* Текст задания: Перепечатайте без изменений ту часть приведенного ниже отрывка о постановке «Тристана и Изольды», которая открывается словами «На самом же» и завершается словами «акте экстатического самоотречения.».

* Отрывок для чтения:
На самом же деле Изольда нарушила клятву, данную возлюбленному, и,
раскаявшись, вернулась к мужу. Широко известная концовка "Тристана
и Изольды" ? смерть Изольды от любви ? здесь становится тем,
что она действительно есть: мужской фантазией о совершенстве сексуальной
связи, которая навек соединила бы пару в смертельном экстазе или,
точнее, в которой женщина принимает смерть вслед за своим мужчиной
в акте экстатического самоотречения.
Но для нас интересно то, как Понель ставит это явление Изольды Тристану
в бреду. Поскольку она явилась именно Тристану, мы вправе ожидать,
что она будет стоять перед ним, зачаровывая его взгляд. Однако в сцене
Понеля Тристан смотрит прямо на нас, на зрителей в зале, а Изольда
появляется в ослепительном луче прожектора за его спиной, как то,
что "более в нем, чем он сам". Объект, на который зачарованно
глядит Тристан, есть взгляд другого (воплощенный в нас, зрителях),
взгляд, который видит Изольду, то есть взгляд, который видит не только
Тристана, но и его высокого другого, того, кто более в нем, чем он
сам, "сокровище", algama, скрытое в нем. Здесь Понель использовал
текст арии Изольды. Явно не замыкаясь в неком галлюцинаторном трансе,
она постоянно обращается к взгляду другого: "Друзья! Вы видите,
вы видите, как он (Тристан) сверкает ярче и ярче?" ?"сверкает
ярче и ярче" в нем, конечно, она ? сверкающее видение за его
спиной.

* Исходные данные:
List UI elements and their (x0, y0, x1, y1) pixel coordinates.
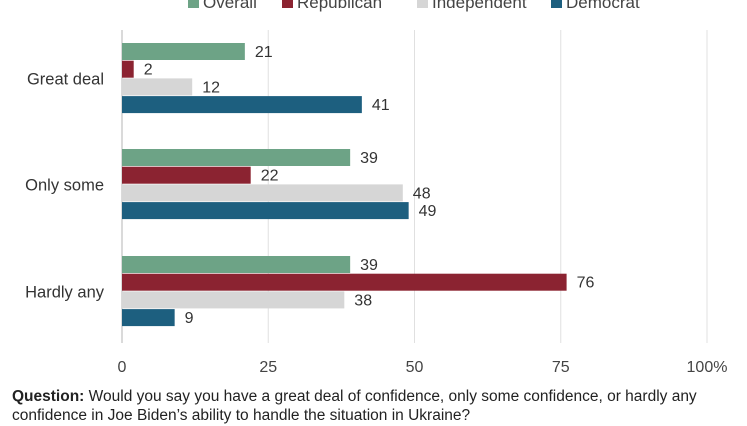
question-label: Question: (12, 388, 85, 405)
bar (122, 273, 567, 291)
legend-label: Overall (203, 0, 257, 12)
category-label: Only some (25, 176, 104, 194)
category-label: Hardly any (25, 283, 105, 301)
data-label: 2 (144, 62, 153, 79)
x-tick-label: 50 (406, 359, 424, 376)
data-label: 48 (413, 185, 431, 202)
data-label: 38 (354, 292, 372, 309)
bar (122, 202, 409, 220)
bar (122, 43, 245, 60)
legend-swatch (417, 0, 428, 8)
x-tick-label: 75 (552, 359, 570, 376)
category-labels: Great deal Only some Hardly any (25, 70, 105, 301)
x-axis-ticks: 0 25 50 75 100% (118, 359, 728, 376)
x-tick-label: 25 (259, 359, 277, 376)
legend: Overall Republican Independent Democrat (188, 0, 640, 12)
bar-chart: Overall Republican Independent Democrat Gre… (25, 0, 728, 376)
x-tick-label: 0 (118, 359, 127, 376)
bar (122, 256, 351, 273)
bar (122, 149, 351, 166)
legend-label: Republican (297, 0, 382, 12)
question-text: Would you say you have a great deal of c… (12, 388, 697, 424)
data-label: 22 (261, 168, 279, 185)
data-label: 12 (202, 79, 220, 96)
bar (122, 60, 134, 78)
data-label: 76 (577, 275, 595, 292)
legend-swatch (282, 0, 293, 8)
bar (122, 96, 362, 114)
data-label: 39 (360, 150, 378, 167)
gridlines (121, 30, 708, 343)
data-label: 41 (372, 97, 390, 114)
data-label: 9 (185, 310, 194, 327)
legend-swatch (188, 0, 199, 8)
bar (122, 166, 251, 184)
legend-swatch (551, 0, 562, 8)
data-label: 49 (419, 203, 437, 220)
x-tick-label: 100% (687, 359, 728, 376)
legend-label: Independent (432, 0, 527, 12)
data-label: 39 (360, 257, 378, 274)
legend-label: Democrat (566, 0, 640, 12)
data-label: 21 (255, 44, 273, 61)
bar (122, 184, 403, 202)
bar (122, 291, 345, 309)
category-label: Great deal (27, 70, 104, 88)
bar (122, 78, 193, 96)
question-note: Question: Would you say you have a great… (12, 387, 737, 425)
bar (122, 309, 175, 327)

* Решение задачи:
На самом же деле Изольда нарушила клятву, данную возлюбленному, и,
раскаявшись, вернулась к мужу. Широко известная концовка "Тристана
и Изольды" ? смерть Изольды от любви ? здесь становится тем,
что она действительно есть: мужской фантазией о совершенстве сексуальной
связи, которая навек соединила бы пару в смертельном экстазе или,
точнее, в которой женщина принимает смерть вслед за своим мужчиной
в акте экстатического самоотречения.